### [To be done]
Copy out all lines with the word "selection" in them.

### [Dataset records]
= = = =

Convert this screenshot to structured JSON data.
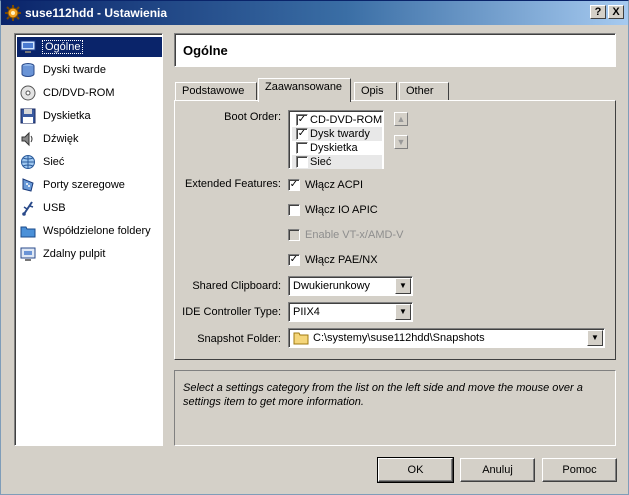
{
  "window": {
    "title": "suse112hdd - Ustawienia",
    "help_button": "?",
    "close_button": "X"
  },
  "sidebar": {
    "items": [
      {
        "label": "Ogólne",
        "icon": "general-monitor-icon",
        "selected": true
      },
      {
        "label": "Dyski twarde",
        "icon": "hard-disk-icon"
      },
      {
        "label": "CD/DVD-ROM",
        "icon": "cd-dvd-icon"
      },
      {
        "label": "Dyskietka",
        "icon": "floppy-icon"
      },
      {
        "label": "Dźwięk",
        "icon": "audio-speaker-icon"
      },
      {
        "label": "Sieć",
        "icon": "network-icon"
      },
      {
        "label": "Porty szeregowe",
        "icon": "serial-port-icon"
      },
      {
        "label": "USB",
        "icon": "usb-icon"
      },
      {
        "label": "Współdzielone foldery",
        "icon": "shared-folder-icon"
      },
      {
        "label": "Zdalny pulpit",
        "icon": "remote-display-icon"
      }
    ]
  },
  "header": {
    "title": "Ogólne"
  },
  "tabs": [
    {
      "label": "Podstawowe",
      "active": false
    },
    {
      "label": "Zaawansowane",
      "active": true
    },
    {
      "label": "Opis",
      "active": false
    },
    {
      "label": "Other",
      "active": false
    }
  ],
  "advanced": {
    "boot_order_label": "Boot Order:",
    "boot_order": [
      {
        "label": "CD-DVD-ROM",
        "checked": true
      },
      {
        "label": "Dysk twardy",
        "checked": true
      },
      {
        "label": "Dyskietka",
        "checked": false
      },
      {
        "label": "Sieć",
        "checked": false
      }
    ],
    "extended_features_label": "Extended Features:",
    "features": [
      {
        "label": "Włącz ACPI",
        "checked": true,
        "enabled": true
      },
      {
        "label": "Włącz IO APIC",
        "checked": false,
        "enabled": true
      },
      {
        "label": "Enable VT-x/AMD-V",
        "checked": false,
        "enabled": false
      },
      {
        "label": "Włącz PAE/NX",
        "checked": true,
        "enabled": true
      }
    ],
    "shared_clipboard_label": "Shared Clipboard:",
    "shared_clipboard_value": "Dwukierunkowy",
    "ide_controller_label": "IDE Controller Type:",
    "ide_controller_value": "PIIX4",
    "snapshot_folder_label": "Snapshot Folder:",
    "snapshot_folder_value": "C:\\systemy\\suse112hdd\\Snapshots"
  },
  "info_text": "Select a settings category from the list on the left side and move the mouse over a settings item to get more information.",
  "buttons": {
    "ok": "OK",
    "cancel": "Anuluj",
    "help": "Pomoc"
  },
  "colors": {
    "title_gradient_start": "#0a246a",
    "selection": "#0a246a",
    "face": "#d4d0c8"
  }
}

= = = =

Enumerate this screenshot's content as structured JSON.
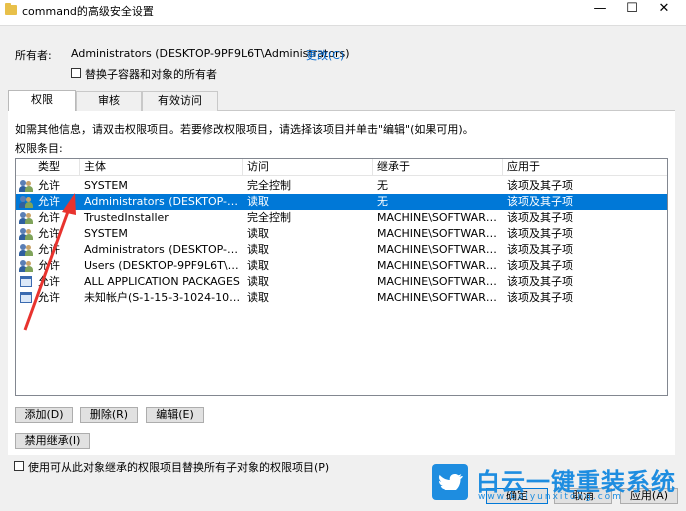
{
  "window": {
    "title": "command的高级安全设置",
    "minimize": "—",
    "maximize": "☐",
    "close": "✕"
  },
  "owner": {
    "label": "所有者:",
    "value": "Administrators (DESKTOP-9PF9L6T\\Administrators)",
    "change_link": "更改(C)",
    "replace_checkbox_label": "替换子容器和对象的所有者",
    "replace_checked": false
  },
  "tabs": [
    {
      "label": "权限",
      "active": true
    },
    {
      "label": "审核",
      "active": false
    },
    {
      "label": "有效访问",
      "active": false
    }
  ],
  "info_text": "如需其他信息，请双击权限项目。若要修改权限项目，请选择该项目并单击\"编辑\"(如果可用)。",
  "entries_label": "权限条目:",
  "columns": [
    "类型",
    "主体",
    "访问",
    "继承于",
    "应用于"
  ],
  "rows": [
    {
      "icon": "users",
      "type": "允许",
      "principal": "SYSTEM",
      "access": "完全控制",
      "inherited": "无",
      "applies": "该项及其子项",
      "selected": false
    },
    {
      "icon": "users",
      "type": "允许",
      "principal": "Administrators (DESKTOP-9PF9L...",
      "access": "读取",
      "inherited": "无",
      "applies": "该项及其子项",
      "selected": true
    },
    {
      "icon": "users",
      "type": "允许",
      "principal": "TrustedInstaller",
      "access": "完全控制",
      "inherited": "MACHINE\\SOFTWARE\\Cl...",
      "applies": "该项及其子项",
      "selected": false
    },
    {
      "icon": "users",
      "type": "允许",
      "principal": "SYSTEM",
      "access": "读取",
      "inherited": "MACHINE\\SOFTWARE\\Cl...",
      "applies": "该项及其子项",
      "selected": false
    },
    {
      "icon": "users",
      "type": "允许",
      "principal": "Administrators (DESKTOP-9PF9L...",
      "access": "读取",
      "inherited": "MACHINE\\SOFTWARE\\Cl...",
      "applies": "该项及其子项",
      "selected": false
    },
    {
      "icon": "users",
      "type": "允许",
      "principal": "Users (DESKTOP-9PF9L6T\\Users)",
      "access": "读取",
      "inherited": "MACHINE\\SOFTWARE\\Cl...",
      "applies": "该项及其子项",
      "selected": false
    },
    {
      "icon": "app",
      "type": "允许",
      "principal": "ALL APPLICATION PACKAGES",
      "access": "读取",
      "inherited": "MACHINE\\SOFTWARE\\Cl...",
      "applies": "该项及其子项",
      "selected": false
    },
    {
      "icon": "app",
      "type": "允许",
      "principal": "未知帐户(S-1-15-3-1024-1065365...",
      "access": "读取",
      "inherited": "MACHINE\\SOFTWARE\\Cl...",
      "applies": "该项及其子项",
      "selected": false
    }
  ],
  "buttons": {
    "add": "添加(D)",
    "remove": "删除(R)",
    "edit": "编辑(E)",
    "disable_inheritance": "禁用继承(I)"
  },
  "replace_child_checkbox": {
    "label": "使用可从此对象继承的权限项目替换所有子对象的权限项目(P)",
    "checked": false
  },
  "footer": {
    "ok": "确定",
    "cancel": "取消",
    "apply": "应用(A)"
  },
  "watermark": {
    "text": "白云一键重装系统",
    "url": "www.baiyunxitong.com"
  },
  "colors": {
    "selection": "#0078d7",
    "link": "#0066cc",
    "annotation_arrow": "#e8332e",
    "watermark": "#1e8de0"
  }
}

= = = =

### [Answer for this exercise]
    "selection": "#0a246a",
    "selection": "#0078d7",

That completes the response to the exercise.